ACW Union Cavalry, 1861–1865
Italeri 1:72 Scale Figure Review
This figure set is similar in many respects to the superb Confederate Cavalry released earlier. The horse poses are marginally different, and they may be mixed to add a little variety to either formation. There is much less variety in uniform styles, these troopers are wearing regulation dress which did not survive long in the field. Regulation shell jackets may be converted to plain short jackets by removing the trim lines. This reviewer uses the hot spatula of the Rai-Ro ZEP-70 soldering iron to remove flash and trim lines prior to painting.
15 riders in 9 poses – 25 mm equal 5’-11″ Height
- Officer with Telescope, Frock Coat
- 2 Officers with rested Sabre, Shell Jacket
- Guidon-bearer & Trumpeter, Dress Jacket
- 2 Corporals with Revolver, Dress Jacket
- 8 Troopers, Dress Jacket
- Sergeant & Trooper dismounted
17 horses in 5 poses – 22 mm equal 15.2 Hands
- Walking Horse (5)
- Charging Horse (10)
Excellent Detail. Buttons, belt buckles, badges, weapons and accoutrements are clearly visible and easy to paint.
Useful historic poses. The mounted and dismounted troopers will be popular among wargamers and diorama builders.
The selection of horses is acceptable, but only marginally different from that found in the Confederate Cavalry set. An opportunity has been missed, this set should have included those horse poses not covered in the earlier box. There is still not a single acceptable standing horse in the range. A grave ommission, considering that there are dismounted troopers, officers and guidon-bearers who really benefit from a stationary mount. The "standing" horse in this box is actually walking in the hind quarters, ruining the pose for most of us.
Good casting quality. Some flash, particularly on the trumpeter and guidon-bearer.
Cast in dark grey/silver plastic.
All of the horse poses are sculpted inaccurately. One galloping mount looks like it has just been shot in the chest or is being reigned in abruptly. One horse is ambling at full speed; a ridiculous pose for a cavalry mount. Another one is prancing like a circus pony. And then there is the animal with stationary front legs and walking hind quarters. The discerning modeller will be tempted to cut this horse apart at the girth, and find a more suitable set of hind legs for it.
Some standard equipment is missing or carried incorrectly. The miniatures all carry sabres, but the sabre was not usually carried on the person, it only got in the way during dismounted duty, and it was of marginal value in a serious fight. Pistols were carried on the right hip, with the butt forward. Instead, the figures carry cowboy-style pistol holsters, without the flap, and with the butt pointing backwards. One wonders: Do figure designers and sculptors not have access to historic photos, and do they not watch movies of the cavalry! Even Hollywood would have gotten the pistols right, every kid knows that.

_ _ _ _ _ _ _

◆ Task set ◆
A - From the figure review, reproduce the passage from "Good casting quality." up to and including "legs for it.".
B - For each statement, answer yes or no according to the figure review, and quote the words that settle it: (i) The set includes 17 horses in 5 poses. (ii) The figures carry their pistols with the butt pointing forward. (iii) The figures are cast in dark grey/silver plastic.

(Element box annotations)
_ _ _ _ _ _ _

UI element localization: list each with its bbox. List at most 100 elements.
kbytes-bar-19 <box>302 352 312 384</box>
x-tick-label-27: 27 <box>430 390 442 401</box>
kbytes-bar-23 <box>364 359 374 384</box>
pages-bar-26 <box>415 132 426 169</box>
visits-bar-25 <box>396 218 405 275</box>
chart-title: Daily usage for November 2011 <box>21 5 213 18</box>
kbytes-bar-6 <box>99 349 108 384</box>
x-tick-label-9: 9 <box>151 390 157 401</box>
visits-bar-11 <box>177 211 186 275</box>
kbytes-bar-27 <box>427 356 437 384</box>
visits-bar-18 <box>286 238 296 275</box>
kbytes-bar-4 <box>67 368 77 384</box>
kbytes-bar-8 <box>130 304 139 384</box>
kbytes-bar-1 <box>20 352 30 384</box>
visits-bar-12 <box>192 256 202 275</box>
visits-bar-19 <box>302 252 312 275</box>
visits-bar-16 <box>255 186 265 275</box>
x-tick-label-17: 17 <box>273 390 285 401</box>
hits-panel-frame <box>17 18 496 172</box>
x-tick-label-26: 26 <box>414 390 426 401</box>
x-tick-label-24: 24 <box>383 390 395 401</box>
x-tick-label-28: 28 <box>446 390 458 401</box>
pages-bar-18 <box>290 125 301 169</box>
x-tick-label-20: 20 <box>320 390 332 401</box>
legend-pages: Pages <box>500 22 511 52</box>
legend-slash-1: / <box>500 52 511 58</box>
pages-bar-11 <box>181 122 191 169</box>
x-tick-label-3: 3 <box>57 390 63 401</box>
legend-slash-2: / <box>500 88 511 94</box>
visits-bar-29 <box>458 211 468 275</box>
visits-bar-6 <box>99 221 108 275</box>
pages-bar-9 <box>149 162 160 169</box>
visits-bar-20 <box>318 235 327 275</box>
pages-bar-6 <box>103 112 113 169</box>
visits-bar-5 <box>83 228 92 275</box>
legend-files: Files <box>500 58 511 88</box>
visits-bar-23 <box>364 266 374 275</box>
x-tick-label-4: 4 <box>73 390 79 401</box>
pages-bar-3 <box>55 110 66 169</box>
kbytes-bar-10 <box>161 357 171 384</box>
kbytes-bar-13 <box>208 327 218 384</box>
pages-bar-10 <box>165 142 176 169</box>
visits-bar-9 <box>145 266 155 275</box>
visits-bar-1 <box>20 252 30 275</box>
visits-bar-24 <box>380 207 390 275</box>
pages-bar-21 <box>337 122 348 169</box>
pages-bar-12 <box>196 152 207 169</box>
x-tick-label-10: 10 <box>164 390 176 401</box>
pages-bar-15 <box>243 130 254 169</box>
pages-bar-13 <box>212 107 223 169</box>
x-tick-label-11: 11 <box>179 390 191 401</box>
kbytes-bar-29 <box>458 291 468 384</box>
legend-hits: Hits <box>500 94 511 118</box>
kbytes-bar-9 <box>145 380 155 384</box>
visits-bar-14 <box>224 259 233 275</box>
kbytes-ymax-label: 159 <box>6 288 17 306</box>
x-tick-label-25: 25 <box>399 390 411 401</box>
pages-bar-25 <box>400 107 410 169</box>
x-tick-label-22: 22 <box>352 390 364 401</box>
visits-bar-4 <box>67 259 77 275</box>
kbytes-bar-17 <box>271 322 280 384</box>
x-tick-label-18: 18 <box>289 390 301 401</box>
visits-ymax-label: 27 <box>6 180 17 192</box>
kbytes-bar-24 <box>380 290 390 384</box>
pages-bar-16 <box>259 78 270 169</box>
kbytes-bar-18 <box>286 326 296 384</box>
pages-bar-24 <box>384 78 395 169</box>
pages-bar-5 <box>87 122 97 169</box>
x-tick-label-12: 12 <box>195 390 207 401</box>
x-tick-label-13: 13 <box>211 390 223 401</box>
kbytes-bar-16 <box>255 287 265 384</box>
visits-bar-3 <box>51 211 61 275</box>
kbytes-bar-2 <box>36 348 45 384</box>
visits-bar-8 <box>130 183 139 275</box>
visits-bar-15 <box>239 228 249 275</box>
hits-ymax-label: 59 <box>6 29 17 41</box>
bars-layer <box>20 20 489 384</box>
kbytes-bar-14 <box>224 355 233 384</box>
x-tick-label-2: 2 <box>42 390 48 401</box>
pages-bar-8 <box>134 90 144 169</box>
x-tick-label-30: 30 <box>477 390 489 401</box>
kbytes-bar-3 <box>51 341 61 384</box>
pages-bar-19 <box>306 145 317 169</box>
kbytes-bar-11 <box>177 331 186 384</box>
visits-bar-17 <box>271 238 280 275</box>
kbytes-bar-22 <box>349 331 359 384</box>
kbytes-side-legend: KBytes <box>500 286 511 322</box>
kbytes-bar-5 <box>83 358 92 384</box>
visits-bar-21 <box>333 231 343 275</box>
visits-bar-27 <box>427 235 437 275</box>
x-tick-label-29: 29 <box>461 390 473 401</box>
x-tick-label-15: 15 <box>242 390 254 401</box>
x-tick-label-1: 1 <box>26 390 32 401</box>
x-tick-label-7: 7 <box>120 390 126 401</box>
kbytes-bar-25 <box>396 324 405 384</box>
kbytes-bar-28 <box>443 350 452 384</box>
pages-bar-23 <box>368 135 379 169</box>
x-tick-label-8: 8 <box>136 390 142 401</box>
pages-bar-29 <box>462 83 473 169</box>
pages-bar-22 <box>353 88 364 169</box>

_ _ _ _ _ _ _

◆ Exercise results ◆
A -
Good casting quality. Some flash, particularly on the trumpeter and guidon-bearer.
Cast in dark grey/silver plastic.
All of the horse poses are sculpted inaccurately. One galloping mount looks like it has just been shot in the chest or is being reigned in abruptly. One horse is ambling at full speed; a ridiculous pose for a cavalry mount. Another one is prancing like a circus pony. And then there is the animal with stationary front legs and walking hind quarters. The discerning modeller will be tempted to cut this horse apart at the girth, and find a more suitable set of hind legs for it.

B -
(i) Yes: "17 horses in 5 poses"
(ii) No: "the figures carry cowboy-style pistol holsters, without the flap, and with the butt pointing backwards"
(iii) Yes: "Cast in dark grey/silver plastic."